* Begin SOURCE MATERIAL *

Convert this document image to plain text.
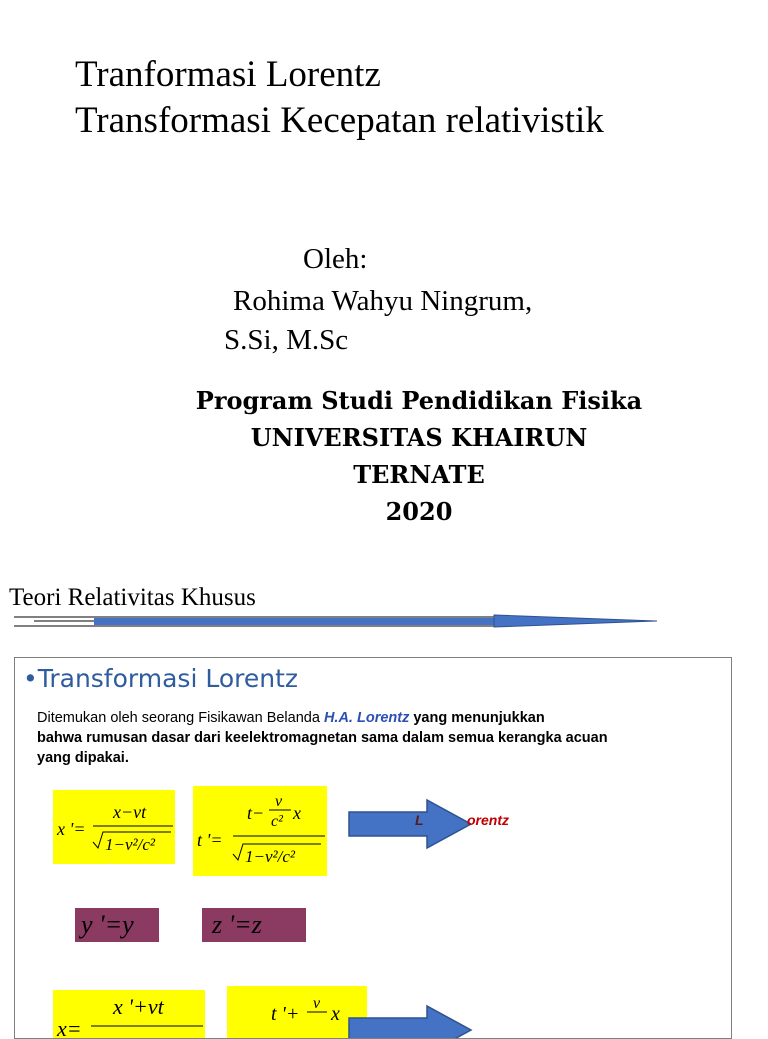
Tranformasi Lorentz
Transformasi Kecepatan relativistik
Oleh:
Rohima Wahyu Ningrum,
S.Si, M.Sc
Program Studi Pendidikan Fisika
UNIVERSITAS KHAIRUN
TERNATE
2020
Teori Relativitas Khusus
•Transformasi Lorentz
Ditemukan oleh seorang Fisikawan Belanda H.A. Lorentz yang menunjukkan
bahwa rumusan dasar dari keelektromagnetan sama dalam semua kerangka acuan
yang dipakai.
x '=
x−vt
1−v²/c² t '=
t−
v
c² x
1−v²/c²
L	orentz
y '=y	z '=z
x '+vt
x=
t '+ v x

* End SOURCE MATERIAL *

== AIM ==
Copy each line of the listing that holds the word "Lorentz".

== TASK ANSWER ==
Tranformasi Lorentz
•Transformasi Lorentz
Ditemukan oleh seorang Fisikawan Belanda H.A. Lorentz yang menunjukkan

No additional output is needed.